▸ Dataset entries on figures:
* * * *

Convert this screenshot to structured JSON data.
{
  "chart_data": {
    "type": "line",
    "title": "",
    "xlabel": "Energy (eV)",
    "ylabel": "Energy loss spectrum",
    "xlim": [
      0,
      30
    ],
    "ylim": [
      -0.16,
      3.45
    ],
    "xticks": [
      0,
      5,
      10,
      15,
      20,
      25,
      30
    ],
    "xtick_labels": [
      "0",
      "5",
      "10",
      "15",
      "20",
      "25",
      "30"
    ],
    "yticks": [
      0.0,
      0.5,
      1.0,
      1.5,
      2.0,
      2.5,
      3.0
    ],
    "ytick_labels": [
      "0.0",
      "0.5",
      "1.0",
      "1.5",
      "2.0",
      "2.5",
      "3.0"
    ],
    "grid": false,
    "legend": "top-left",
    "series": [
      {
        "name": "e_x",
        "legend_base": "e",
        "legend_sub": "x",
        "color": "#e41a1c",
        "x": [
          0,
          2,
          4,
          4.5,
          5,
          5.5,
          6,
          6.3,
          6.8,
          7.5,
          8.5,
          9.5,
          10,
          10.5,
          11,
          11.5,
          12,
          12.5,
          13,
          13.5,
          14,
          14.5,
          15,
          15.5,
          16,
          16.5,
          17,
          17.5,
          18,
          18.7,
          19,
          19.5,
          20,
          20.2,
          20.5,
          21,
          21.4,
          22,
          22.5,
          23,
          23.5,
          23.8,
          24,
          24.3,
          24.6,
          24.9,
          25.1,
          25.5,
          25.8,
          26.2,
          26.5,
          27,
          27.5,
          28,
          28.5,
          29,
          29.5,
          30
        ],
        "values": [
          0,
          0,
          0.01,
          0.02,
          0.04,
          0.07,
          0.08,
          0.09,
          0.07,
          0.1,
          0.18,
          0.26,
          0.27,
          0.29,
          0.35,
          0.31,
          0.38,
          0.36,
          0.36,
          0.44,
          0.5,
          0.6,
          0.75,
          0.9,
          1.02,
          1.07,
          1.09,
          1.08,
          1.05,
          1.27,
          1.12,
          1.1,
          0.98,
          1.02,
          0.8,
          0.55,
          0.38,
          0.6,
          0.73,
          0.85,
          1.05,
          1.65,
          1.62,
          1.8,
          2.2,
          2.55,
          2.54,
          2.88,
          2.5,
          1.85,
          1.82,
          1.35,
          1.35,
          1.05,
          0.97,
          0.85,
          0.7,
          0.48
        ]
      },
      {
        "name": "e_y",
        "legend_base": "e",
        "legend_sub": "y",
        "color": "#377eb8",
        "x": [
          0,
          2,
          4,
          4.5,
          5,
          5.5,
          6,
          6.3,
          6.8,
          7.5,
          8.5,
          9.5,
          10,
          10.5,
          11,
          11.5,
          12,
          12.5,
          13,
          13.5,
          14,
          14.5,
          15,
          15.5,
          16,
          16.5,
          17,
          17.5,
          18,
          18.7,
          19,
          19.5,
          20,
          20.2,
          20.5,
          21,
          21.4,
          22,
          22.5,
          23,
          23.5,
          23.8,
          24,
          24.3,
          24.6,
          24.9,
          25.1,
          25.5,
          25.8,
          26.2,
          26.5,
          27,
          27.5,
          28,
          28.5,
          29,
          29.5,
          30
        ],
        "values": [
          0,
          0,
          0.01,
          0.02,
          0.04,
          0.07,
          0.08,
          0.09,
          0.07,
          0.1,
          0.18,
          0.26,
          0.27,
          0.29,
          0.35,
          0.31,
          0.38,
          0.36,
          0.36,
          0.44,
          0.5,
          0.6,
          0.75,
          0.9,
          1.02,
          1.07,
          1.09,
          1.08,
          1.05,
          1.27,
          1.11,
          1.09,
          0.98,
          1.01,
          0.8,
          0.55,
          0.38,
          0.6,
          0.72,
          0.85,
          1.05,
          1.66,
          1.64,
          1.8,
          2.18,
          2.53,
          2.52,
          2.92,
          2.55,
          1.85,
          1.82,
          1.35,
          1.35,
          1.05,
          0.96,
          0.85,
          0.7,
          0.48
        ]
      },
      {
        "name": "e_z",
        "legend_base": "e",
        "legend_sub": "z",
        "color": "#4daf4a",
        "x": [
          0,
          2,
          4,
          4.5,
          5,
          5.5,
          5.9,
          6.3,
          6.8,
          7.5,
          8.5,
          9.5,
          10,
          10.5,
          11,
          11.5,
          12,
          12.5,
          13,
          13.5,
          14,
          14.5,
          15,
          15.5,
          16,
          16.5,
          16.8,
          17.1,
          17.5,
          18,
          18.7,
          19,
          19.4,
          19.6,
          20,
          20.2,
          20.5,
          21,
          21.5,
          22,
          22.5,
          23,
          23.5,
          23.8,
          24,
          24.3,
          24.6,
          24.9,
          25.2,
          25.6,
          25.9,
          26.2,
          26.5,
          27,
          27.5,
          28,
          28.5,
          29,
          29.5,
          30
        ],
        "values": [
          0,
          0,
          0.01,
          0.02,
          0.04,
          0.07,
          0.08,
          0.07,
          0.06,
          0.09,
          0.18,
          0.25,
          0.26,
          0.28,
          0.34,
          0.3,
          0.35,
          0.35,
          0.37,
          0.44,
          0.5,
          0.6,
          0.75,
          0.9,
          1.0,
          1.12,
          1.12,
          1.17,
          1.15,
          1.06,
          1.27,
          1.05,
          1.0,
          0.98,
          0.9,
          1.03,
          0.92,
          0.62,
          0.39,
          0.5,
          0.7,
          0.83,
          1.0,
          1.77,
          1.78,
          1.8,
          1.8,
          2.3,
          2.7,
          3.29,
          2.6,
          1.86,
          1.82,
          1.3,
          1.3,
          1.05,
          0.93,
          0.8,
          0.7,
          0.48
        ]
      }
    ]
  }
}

* * * *

▸ INSTRUCTIONS TO FOLLOW:
Write the data out again in full and exactly.

▸ FULL OUTPUT:
Convert this screenshot to structured JSON data.
{
  "chart_data": {
    "type": "line",
    "title": "",
    "xlabel": "Energy (eV)",
    "ylabel": "Energy loss spectrum",
    "xlim": [
      0,
      30
    ],
    "ylim": [
      -0.16,
      3.45
    ],
    "xticks": [
      0,
      5,
      10,
      15,
      20,
      25,
      30
    ],
    "xtick_labels": [
      "0",
      "5",
      "10",
      "15",
      "20",
      "25",
      "30"
    ],
    "yticks": [
      0.0,
      0.5,
      1.0,
      1.5,
      2.0,
      2.5,
      3.0
    ],
    "ytick_labels": [
      "0.0",
      "0.5",
      "1.0",
      "1.5",
      "2.0",
      "2.5",
      "3.0"
    ],
    "grid": false,
    "legend": "top-left",
    "series": [
      {
        "name": "e_x",
        "legend_base": "e",
        "legend_sub": "x",
        "color": "#e41a1c",
        "x": [
          0,
          2,
          4,
          4.5,
          5,
          5.5,
          6,
          6.3,
          6.8,
          7.5,
          8.5,
          9.5,
          10,
          10.5,
          11,
          11.5,
          12,
          12.5,
          13,
          13.5,
          14,
          14.5,
          15,
          15.5,
          16,
          16.5,
          17,
          17.5,
          18,
          18.7,
          19,
          19.5,
          20,
          20.2,
          20.5,
          21,
          21.4,
          22,
          22.5,
          23,
          23.5,
          23.8,
          24,
          24.3,
          24.6,
          24.9,
          25.1,
          25.5,
          25.8,
          26.2,
          26.5,
          27,
          27.5,
          28,
          28.5,
          29,
          29.5,
          30
        ],
        "values": [
          0,
          0,
          0.01,
          0.02,
          0.04,
          0.07,
          0.08,
          0.09,
          0.07,
          0.1,
          0.18,
          0.26,
          0.27,
          0.29,
          0.35,
          0.31,
          0.38,
          0.36,
          0.36,
          0.44,
          0.5,
          0.6,
          0.75,
          0.9,
          1.02,
          1.07,
          1.09,
          1.08,
          1.05,
          1.27,
          1.12,
          1.1,
          0.98,
          1.02,
          0.8,
          0.55,
          0.38,
          0.6,
          0.73,
          0.85,
          1.05,
          1.65,
          1.62,
          1.8,
          2.2,
          2.55,
          2.54,
          2.88,
          2.5,
          1.85,
          1.82,
          1.35,
          1.35,
          1.05,
          0.97,
          0.85,
          0.7,
          0.48
        ]
      },
      {
        "name": "e_y",
        "legend_base": "e",
        "legend_sub": "y",
        "color": "#377eb8",
        "x": [
          0,
          2,
          4,
          4.5,
          5,
          5.5,
          6,
          6.3,
          6.8,
          7.5,
          8.5,
          9.5,
          10,
          10.5,
          11,
          11.5,
          12,
          12.5,
          13,
          13.5,
          14,
          14.5,
          15,
          15.5,
          16,
          16.5,
          17,
          17.5,
          18,
          18.7,
          19,
          19.5,
          20,
          20.2,
          20.5,
          21,
          21.4,
          22,
          22.5,
          23,
          23.5,
          23.8,
          24,
          24.3,
          24.6,
          24.9,
          25.1,
          25.5,
          25.8,
          26.2,
          26.5,
          27,
          27.5,
          28,
          28.5,
          29,
          29.5,
          30
        ],
        "values": [
          0,
          0,
          0.01,
          0.02,
          0.04,
          0.07,
          0.08,
          0.09,
          0.07,
          0.1,
          0.18,
          0.26,
          0.27,
          0.29,
          0.35,
          0.31,
          0.38,
          0.36,
          0.36,
          0.44,
          0.5,
          0.6,
          0.75,
          0.9,
          1.02,
          1.07,
          1.09,
          1.08,
          1.05,
          1.27,
          1.11,
          1.09,
          0.98,
          1.01,
          0.8,
          0.55,
          0.38,
          0.6,
          0.72,
          0.85,
          1.05,
          1.66,
          1.64,
          1.8,
          2.18,
          2.53,
          2.52,
          2.92,
          2.55,
          1.85,
          1.82,
          1.35,
          1.35,
          1.05,
          0.96,
          0.85,
          0.7,
          0.48
        ]
      },
      {
        "name": "e_z",
        "legend_base": "e",
        "legend_sub": "z",
        "color": "#4daf4a",
        "x": [
          0,
          2,
          4,
          4.5,
          5,
          5.5,
          5.9,
          6.3,
          6.8,
          7.5,
          8.5,
          9.5,
          10,
          10.5,
          11,
          11.5,
          12,
          12.5,
          13,
          13.5,
          14,
          14.5,
          15,
          15.5,
          16,
          16.5,
          16.8,
          17.1,
          17.5,
          18,
          18.7,
          19,
          19.4,
          19.6,
          20,
          20.2,
          20.5,
          21,
          21.5,
          22,
          22.5,
          23,
          23.5,
          23.8,
          24,
          24.3,
          24.6,
          24.9,
          25.2,
          25.6,
          25.9,
          26.2,
          26.5,
          27,
          27.5,
          28,
          28.5,
          29,
          29.5,
          30
        ],
        "values": [
          0,
          0,
          0.01,
          0.02,
          0.04,
          0.07,
          0.08,
          0.07,
          0.06,
          0.09,
          0.18,
          0.25,
          0.26,
          0.28,
          0.34,
          0.3,
          0.35,
          0.35,
          0.37,
          0.44,
          0.5,
          0.6,
          0.75,
          0.9,
          1.0,
          1.12,
          1.12,
          1.17,
          1.15,
          1.06,
          1.27,
          1.05,
          1.0,
          0.98,
          0.9,
          1.03,
          0.92,
          0.62,
          0.39,
          0.5,
          0.7,
          0.83,
          1.0,
          1.77,
          1.78,
          1.8,
          1.8,
          2.3,
          2.7,
          3.29,
          2.6,
          1.86,
          1.82,
          1.3,
          1.3,
          1.05,
          0.93,
          0.8,
          0.7,
          0.48
        ]
      }
    ]
  }
}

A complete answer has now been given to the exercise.